Exercise goal =>
Find each line with the word "голос" and copy it.
^^^^
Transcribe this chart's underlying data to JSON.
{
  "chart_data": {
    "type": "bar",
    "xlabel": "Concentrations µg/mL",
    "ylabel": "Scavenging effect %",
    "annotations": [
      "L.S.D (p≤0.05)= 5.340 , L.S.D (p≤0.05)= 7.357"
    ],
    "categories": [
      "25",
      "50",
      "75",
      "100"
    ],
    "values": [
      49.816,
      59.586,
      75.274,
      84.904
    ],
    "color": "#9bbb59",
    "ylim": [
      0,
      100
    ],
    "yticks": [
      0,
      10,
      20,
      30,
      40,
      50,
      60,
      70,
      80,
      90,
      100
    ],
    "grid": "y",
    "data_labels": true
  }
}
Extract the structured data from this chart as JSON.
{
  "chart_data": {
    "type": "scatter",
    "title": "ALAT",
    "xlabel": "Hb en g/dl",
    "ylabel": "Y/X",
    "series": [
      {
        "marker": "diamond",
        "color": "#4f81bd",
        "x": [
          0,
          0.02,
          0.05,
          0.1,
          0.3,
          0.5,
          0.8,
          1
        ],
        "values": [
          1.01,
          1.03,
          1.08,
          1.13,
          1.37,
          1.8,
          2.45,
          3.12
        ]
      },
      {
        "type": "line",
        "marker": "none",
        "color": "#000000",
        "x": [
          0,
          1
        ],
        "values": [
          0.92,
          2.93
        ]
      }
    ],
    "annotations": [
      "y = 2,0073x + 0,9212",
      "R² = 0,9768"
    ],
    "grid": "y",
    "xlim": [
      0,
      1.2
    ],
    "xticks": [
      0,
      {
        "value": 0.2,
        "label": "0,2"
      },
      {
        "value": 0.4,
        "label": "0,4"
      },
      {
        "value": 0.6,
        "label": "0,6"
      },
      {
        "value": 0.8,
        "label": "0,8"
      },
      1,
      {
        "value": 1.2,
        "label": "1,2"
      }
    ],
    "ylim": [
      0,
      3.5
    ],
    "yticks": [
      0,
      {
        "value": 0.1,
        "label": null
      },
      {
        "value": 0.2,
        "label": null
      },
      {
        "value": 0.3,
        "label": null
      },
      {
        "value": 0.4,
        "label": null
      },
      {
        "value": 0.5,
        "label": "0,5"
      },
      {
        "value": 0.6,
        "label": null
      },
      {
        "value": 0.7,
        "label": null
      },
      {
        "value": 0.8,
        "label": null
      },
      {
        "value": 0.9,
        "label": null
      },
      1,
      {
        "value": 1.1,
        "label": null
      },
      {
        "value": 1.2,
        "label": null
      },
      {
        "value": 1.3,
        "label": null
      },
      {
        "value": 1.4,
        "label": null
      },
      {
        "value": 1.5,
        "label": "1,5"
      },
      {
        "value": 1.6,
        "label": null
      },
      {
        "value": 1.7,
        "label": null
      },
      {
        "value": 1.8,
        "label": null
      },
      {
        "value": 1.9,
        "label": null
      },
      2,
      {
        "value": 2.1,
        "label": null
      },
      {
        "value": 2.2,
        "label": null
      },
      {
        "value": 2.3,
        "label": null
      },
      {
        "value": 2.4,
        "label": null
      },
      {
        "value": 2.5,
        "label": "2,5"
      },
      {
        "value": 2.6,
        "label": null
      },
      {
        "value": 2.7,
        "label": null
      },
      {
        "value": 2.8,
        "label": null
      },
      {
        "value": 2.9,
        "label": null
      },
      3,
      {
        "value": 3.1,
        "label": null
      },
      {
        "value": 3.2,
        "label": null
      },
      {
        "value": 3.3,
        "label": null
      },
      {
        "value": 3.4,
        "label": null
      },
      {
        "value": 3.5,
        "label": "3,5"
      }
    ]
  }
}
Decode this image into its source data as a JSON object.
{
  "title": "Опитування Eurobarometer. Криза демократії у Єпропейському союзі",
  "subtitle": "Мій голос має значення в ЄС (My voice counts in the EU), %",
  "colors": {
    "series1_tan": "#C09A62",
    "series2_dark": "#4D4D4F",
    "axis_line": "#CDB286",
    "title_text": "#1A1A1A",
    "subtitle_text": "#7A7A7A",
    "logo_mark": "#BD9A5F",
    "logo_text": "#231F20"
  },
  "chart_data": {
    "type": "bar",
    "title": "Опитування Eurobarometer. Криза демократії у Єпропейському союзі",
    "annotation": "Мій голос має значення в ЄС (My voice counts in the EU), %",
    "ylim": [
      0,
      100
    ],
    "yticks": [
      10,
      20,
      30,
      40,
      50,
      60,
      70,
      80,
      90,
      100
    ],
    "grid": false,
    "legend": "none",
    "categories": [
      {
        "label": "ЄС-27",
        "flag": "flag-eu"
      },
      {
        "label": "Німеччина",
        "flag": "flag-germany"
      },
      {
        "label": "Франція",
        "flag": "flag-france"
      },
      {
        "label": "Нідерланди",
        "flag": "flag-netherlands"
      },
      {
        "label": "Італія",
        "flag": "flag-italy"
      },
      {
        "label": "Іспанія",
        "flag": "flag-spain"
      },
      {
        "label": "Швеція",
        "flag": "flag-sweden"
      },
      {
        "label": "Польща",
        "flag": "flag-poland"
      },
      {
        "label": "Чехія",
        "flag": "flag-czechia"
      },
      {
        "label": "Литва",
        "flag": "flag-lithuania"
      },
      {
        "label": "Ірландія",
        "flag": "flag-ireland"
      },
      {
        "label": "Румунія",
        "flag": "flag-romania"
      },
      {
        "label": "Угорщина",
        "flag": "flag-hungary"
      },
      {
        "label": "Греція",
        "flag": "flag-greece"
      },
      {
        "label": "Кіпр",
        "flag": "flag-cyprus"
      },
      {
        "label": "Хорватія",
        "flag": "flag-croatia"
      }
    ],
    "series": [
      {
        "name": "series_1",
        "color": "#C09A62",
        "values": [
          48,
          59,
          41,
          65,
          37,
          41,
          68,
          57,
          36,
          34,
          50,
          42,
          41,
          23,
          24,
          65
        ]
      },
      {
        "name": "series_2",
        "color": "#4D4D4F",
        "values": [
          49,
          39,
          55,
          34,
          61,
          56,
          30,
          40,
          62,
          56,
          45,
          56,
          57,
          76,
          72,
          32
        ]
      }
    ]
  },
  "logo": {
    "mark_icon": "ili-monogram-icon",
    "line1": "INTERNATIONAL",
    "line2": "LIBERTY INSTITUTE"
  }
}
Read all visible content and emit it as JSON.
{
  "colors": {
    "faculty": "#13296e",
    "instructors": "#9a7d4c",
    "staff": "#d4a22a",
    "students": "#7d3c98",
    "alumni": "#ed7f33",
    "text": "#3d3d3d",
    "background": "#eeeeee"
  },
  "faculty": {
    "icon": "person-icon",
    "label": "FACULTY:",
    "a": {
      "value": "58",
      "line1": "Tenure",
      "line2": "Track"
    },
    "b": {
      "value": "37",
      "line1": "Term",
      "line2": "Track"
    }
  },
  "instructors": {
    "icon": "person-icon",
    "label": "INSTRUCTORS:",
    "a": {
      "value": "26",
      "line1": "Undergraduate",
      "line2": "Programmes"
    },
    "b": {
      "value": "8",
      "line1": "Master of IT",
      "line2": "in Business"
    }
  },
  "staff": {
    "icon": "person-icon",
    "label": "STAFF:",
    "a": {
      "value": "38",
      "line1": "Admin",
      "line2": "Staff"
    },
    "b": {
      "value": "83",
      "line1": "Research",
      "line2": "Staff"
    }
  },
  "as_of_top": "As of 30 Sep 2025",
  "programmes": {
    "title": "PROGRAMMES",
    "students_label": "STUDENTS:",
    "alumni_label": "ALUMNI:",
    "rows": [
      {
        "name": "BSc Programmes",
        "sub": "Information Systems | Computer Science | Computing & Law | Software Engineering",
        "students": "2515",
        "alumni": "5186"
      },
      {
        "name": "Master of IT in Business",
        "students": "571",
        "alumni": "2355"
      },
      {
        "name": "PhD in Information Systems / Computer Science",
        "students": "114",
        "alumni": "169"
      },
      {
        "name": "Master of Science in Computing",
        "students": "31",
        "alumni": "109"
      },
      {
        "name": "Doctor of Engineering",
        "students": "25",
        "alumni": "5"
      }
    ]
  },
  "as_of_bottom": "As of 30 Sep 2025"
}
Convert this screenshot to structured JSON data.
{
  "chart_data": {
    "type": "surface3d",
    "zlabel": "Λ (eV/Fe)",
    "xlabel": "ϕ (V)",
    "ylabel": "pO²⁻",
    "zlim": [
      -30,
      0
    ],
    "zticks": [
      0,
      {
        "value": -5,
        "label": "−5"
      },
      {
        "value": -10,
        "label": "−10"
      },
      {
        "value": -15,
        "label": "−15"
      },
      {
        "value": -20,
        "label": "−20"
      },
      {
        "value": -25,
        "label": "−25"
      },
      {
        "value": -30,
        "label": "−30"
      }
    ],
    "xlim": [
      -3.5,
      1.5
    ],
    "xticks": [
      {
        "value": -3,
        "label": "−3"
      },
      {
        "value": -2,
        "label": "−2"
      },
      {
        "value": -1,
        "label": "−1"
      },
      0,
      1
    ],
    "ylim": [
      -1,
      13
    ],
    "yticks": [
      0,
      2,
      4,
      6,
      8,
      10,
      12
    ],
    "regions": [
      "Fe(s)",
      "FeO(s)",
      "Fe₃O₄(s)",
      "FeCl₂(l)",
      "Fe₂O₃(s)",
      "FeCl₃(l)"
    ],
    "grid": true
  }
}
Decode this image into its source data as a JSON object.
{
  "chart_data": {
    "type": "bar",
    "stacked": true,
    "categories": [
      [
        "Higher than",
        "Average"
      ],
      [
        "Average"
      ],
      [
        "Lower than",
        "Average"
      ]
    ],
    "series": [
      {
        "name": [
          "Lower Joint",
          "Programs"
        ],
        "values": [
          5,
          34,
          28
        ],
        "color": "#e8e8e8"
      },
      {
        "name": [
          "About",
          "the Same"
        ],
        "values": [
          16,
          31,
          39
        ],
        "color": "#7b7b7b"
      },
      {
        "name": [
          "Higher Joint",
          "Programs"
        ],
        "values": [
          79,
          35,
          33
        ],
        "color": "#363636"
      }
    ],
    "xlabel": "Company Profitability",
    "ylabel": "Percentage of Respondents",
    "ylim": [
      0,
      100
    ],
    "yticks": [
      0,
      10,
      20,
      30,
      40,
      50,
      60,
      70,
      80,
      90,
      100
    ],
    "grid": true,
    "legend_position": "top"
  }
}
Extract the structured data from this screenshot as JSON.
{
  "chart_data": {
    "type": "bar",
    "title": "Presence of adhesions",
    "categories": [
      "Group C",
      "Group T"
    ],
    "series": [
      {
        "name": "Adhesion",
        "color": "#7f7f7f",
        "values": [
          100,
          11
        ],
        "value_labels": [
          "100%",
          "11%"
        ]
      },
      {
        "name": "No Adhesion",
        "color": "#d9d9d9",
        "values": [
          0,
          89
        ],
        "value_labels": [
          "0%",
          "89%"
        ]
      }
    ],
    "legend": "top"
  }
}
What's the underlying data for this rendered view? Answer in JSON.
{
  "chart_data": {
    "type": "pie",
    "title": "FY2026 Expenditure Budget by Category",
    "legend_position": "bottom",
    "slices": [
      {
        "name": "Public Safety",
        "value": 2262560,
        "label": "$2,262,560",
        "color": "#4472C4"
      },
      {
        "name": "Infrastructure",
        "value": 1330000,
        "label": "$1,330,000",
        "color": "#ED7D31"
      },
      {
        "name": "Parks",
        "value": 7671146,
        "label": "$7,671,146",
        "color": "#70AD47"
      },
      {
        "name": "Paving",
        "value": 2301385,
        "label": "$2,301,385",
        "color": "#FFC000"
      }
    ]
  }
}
^^^^
Output =>
  "subtitle": "Мій голос має значення в ЄС (My voice counts in the EU), %",
    "annotation": "Мій голос має значення в ЄС (My voice counts in the EU), %",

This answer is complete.